--- DO THIS ---
Look through the material below and count the lines with the string "What". Report only the count.

--- EXERCISE MATERIALS ---

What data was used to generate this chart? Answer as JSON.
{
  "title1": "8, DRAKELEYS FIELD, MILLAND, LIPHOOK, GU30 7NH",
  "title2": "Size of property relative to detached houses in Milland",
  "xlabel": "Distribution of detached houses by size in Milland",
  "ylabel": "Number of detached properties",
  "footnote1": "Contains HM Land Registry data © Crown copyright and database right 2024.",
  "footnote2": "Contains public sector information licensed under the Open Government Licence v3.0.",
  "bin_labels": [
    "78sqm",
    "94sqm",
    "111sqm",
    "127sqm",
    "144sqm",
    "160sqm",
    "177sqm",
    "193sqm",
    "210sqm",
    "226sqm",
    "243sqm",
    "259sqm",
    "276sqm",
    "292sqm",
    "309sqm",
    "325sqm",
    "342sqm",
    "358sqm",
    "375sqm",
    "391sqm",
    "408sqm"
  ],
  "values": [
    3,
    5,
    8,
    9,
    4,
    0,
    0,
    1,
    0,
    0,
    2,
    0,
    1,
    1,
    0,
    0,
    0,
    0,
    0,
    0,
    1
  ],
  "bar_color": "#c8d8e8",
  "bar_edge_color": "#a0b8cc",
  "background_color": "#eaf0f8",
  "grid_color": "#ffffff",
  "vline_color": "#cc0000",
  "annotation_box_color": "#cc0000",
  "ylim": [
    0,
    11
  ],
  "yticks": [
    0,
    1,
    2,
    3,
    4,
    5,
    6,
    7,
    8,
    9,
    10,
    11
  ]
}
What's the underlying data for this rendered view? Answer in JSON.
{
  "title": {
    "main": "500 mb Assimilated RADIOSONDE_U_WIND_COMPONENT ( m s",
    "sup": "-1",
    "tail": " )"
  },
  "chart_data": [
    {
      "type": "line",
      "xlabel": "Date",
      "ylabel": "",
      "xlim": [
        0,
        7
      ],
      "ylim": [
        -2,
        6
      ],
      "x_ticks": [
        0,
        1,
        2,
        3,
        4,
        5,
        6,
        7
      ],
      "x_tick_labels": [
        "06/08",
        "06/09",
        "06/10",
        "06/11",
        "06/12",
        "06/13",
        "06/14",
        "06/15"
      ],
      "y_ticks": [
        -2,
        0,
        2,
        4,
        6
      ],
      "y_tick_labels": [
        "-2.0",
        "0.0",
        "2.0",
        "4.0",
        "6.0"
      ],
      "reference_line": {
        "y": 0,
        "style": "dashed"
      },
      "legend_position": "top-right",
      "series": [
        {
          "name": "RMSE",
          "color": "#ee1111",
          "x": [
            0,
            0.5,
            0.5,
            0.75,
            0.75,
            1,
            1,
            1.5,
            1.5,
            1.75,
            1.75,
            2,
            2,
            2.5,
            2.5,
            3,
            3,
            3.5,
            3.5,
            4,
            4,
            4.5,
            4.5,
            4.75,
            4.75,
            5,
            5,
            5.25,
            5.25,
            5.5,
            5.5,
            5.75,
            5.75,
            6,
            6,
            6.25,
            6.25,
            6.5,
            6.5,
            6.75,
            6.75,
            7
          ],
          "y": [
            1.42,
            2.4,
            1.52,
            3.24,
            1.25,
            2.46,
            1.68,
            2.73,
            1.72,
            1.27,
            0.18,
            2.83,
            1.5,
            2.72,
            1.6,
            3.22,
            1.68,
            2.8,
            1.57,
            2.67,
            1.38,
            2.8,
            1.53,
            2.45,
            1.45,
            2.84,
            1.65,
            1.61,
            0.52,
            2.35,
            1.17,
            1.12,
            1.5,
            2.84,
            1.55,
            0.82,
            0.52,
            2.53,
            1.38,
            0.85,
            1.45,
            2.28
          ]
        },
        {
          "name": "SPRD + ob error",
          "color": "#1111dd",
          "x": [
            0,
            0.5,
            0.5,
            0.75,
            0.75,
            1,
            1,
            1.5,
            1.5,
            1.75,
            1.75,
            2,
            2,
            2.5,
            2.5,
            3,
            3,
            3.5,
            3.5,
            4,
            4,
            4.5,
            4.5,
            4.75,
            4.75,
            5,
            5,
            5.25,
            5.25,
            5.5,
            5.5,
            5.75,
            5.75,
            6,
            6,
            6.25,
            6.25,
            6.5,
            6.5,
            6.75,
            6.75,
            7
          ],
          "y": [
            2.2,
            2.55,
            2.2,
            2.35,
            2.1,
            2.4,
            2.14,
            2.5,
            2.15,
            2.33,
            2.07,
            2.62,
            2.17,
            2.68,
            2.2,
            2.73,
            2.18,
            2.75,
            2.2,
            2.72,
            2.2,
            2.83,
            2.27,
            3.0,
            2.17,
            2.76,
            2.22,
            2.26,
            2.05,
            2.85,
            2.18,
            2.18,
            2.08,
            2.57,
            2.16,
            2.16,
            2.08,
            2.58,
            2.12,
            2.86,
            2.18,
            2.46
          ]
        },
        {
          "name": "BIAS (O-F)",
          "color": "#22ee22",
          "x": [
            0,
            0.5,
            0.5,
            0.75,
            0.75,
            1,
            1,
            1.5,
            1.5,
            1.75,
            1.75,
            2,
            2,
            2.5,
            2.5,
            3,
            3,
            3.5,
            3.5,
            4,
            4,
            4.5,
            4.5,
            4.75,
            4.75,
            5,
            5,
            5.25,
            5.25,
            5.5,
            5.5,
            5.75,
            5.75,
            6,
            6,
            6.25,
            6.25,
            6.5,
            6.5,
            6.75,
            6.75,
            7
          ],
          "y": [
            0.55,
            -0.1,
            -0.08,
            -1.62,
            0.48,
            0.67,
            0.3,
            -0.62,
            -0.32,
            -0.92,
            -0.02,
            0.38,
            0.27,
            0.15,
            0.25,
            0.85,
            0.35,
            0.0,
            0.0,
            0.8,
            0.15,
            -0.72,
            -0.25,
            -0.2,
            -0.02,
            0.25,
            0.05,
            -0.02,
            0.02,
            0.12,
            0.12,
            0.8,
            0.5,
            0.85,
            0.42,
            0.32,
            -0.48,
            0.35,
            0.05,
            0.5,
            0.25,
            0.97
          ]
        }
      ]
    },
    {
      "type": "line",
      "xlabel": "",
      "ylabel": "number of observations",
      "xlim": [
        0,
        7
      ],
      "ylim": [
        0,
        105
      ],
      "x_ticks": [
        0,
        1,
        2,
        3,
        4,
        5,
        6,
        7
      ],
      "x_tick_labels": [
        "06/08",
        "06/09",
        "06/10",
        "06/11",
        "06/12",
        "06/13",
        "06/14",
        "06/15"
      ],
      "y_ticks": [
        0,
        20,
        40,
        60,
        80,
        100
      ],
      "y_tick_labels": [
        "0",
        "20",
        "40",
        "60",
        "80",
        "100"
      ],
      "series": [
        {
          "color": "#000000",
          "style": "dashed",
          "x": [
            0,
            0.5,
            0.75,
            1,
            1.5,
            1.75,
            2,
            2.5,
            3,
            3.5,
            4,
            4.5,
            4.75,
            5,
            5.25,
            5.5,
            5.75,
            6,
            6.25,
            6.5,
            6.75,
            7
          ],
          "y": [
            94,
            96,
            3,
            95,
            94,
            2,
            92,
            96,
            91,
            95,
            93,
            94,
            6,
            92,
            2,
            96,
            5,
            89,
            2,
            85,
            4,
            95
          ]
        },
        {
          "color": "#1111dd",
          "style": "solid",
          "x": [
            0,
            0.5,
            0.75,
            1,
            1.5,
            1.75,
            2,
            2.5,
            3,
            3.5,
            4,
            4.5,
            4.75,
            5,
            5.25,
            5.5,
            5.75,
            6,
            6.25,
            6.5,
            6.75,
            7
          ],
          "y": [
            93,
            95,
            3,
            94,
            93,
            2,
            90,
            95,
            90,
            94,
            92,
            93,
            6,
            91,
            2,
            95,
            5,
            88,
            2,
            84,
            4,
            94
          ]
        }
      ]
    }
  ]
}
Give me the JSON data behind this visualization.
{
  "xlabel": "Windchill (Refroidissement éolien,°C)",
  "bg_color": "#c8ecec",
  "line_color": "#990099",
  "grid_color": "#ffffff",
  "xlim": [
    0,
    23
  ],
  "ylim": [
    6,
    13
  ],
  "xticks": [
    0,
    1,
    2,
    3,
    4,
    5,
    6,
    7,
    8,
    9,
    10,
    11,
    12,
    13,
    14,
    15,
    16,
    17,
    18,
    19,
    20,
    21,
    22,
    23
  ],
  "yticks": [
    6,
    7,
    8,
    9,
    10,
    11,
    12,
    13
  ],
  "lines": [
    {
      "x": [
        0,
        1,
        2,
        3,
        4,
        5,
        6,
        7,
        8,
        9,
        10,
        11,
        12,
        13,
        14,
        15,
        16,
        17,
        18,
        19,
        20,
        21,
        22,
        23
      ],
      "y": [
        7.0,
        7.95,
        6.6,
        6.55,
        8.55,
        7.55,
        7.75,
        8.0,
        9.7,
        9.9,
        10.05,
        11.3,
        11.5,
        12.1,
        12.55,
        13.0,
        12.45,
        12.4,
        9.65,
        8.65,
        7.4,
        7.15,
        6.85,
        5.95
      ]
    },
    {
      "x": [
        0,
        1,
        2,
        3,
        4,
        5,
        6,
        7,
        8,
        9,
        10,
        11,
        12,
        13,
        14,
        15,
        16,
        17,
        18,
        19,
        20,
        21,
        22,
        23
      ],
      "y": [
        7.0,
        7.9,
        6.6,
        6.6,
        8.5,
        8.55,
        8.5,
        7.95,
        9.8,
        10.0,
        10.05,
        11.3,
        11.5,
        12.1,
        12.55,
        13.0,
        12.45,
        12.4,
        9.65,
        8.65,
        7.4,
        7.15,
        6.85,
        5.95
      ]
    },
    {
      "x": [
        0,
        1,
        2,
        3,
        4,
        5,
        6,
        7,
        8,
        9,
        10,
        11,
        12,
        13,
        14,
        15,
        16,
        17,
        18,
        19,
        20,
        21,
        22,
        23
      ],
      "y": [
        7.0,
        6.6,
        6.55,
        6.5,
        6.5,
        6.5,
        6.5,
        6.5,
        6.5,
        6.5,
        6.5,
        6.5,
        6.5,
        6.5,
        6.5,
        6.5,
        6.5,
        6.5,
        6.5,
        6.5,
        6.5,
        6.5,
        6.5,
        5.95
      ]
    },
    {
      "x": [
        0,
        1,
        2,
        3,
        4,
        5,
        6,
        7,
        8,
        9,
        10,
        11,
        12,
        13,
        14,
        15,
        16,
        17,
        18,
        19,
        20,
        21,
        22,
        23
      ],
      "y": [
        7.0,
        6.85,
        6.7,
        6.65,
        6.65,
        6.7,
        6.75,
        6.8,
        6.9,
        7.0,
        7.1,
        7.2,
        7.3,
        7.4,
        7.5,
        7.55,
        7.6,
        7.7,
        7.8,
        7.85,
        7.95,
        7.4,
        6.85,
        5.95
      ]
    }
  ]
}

--- CORRECT OUTPUT ---
2